— Begin Extracted data —

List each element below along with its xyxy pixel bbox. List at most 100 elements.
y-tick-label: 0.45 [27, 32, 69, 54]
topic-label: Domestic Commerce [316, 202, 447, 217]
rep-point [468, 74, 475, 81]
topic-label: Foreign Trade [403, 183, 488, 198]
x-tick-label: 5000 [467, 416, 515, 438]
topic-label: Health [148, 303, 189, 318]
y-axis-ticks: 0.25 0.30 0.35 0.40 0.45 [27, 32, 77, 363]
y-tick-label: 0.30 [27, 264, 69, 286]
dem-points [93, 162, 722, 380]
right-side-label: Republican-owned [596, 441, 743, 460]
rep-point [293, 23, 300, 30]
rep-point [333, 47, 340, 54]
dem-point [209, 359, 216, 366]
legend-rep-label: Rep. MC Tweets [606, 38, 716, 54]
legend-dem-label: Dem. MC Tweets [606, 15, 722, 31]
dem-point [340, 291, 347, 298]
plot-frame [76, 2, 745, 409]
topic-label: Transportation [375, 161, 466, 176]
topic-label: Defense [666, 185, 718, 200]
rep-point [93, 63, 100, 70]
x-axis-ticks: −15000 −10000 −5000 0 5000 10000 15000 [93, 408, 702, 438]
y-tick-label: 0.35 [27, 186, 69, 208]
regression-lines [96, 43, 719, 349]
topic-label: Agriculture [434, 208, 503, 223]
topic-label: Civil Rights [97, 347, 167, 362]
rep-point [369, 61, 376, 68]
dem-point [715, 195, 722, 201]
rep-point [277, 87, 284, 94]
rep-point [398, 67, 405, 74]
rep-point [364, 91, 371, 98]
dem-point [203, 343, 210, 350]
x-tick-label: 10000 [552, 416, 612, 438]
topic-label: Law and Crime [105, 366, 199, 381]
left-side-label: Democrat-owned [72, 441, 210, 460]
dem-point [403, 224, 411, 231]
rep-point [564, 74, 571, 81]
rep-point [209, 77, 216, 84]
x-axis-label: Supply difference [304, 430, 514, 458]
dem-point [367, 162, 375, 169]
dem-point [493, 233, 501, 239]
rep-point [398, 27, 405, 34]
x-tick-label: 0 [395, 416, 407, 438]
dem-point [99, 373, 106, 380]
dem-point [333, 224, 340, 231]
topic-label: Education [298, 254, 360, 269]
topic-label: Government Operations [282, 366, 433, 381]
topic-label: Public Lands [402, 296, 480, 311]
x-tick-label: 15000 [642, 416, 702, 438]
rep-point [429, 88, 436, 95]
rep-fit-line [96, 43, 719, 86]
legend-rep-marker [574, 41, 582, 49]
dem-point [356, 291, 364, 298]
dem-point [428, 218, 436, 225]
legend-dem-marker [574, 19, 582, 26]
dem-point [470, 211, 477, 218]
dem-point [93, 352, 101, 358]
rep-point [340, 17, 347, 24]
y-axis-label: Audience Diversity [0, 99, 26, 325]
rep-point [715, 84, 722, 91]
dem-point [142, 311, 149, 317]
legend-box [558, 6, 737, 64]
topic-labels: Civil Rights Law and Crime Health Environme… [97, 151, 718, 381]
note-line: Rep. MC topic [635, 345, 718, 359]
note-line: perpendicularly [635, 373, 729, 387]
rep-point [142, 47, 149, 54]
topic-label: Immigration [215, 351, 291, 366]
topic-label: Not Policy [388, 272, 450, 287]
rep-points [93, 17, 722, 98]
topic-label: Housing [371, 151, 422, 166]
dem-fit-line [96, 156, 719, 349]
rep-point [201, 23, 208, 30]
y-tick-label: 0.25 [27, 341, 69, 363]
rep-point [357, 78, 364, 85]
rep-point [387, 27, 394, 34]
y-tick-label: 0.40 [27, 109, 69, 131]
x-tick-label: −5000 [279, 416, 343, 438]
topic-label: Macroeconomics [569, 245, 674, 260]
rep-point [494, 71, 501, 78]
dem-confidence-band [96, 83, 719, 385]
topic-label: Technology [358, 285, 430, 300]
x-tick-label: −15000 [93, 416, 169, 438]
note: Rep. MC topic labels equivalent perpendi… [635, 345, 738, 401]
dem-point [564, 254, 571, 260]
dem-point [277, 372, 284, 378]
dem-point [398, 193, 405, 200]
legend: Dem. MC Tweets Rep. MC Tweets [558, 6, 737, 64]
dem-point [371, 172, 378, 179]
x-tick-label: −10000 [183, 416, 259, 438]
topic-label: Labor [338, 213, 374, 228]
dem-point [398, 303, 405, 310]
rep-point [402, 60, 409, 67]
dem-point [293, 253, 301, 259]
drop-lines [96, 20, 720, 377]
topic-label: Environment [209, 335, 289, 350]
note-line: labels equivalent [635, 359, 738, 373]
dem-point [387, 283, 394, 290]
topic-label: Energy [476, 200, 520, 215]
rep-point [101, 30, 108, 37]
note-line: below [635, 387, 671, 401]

— End Extracted data —

#### [Exercise requirements]
Please return every line of the material above, character for character, with nothing changed or left out.

#### [Completed task]
List each element below along with its xyxy pixel bbox. List at most 100 elements.
y-tick-label: 0.45 [27, 32, 69, 54]
topic-label: Domestic Commerce [316, 202, 447, 217]
rep-point [468, 74, 475, 81]
topic-label: Foreign Trade [403, 183, 488, 198]
x-tick-label: 5000 [467, 416, 515, 438]
topic-label: Health [148, 303, 189, 318]
y-axis-ticks: 0.25 0.30 0.35 0.40 0.45 [27, 32, 77, 363]
y-tick-label: 0.30 [27, 264, 69, 286]
dem-points [93, 162, 722, 380]
right-side-label: Republican-owned [596, 441, 743, 460]
rep-point [293, 23, 300, 30]
rep-point [333, 47, 340, 54]
dem-point [209, 359, 216, 366]
legend-rep-label: Rep. MC Tweets [606, 38, 716, 54]
legend-dem-label: Dem. MC Tweets [606, 15, 722, 31]
dem-point [340, 291, 347, 298]
plot-frame [76, 2, 745, 409]
topic-label: Transportation [375, 161, 466, 176]
topic-label: Defense [666, 185, 718, 200]
rep-point [93, 63, 100, 70]
x-axis-ticks: −15000 −10000 −5000 0 5000 10000 15000 [93, 408, 702, 438]
y-tick-label: 0.35 [27, 186, 69, 208]
regression-lines [96, 43, 719, 349]
topic-label: Agriculture [434, 208, 503, 223]
topic-label: Civil Rights [97, 347, 167, 362]
rep-point [369, 61, 376, 68]
dem-point [715, 195, 722, 201]
rep-point [277, 87, 284, 94]
rep-point [398, 67, 405, 74]
rep-point [364, 91, 371, 98]
dem-point [203, 343, 210, 350]
x-tick-label: 10000 [552, 416, 612, 438]
topic-label: Law and Crime [105, 366, 199, 381]
left-side-label: Democrat-owned [72, 441, 210, 460]
dem-point [403, 224, 411, 231]
rep-point [564, 74, 571, 81]
rep-point [209, 77, 216, 84]
x-axis-label: Supply difference [304, 430, 514, 458]
dem-point [367, 162, 375, 169]
dem-point [493, 233, 501, 239]
rep-point [398, 27, 405, 34]
x-tick-label: 0 [395, 416, 407, 438]
dem-point [99, 373, 106, 380]
dem-point [333, 224, 340, 231]
topic-label: Education [298, 254, 360, 269]
topic-label: Government Operations [282, 366, 433, 381]
topic-label: Public Lands [402, 296, 480, 311]
x-tick-label: 15000 [642, 416, 702, 438]
rep-point [429, 88, 436, 95]
rep-fit-line [96, 43, 719, 86]
legend-rep-marker [574, 41, 582, 49]
dem-point [356, 291, 364, 298]
dem-point [428, 218, 436, 225]
legend-dem-marker [574, 19, 582, 26]
dem-point [470, 211, 477, 218]
dem-point [93, 352, 101, 358]
rep-point [340, 17, 347, 24]
y-axis-label: Audience Diversity [0, 99, 26, 325]
rep-point [715, 84, 722, 91]
dem-point [142, 311, 149, 317]
legend-box [558, 6, 737, 64]
topic-labels: Civil Rights Law and Crime Health Environme… [97, 151, 718, 381]
note-line: Rep. MC topic [635, 345, 718, 359]
note-line: perpendicularly [635, 373, 729, 387]
rep-point [142, 47, 149, 54]
topic-label: Immigration [215, 351, 291, 366]
topic-label: Not Policy [388, 272, 450, 287]
rep-points [93, 17, 722, 98]
topic-label: Housing [371, 151, 422, 166]
dem-fit-line [96, 156, 719, 349]
rep-point [201, 23, 208, 30]
y-tick-label: 0.25 [27, 341, 69, 363]
rep-point [357, 78, 364, 85]
rep-point [387, 27, 394, 34]
y-tick-label: 0.40 [27, 109, 69, 131]
x-tick-label: −5000 [279, 416, 343, 438]
topic-label: Macroeconomics [569, 245, 674, 260]
rep-point [494, 71, 501, 78]
dem-confidence-band [96, 83, 719, 385]
topic-label: Technology [358, 285, 430, 300]
x-tick-label: −15000 [93, 416, 169, 438]
note: Rep. MC topic labels equivalent perpendi… [635, 345, 738, 401]
dem-point [564, 254, 571, 260]
dem-point [277, 372, 284, 378]
dem-point [398, 193, 405, 200]
legend: Dem. MC Tweets Rep. MC Tweets [558, 6, 737, 64]
dem-point [371, 172, 378, 179]
x-tick-label: −10000 [183, 416, 259, 438]
topic-label: Labor [338, 213, 374, 228]
dem-point [398, 303, 405, 310]
rep-point [402, 60, 409, 67]
dem-point [293, 253, 301, 259]
drop-lines [96, 20, 720, 377]
topic-label: Environment [209, 335, 289, 350]
note-line: labels equivalent [635, 359, 738, 373]
dem-point [387, 283, 394, 290]
topic-label: Energy [476, 200, 520, 215]
rep-point [101, 30, 108, 37]
note-line: below [635, 387, 671, 401]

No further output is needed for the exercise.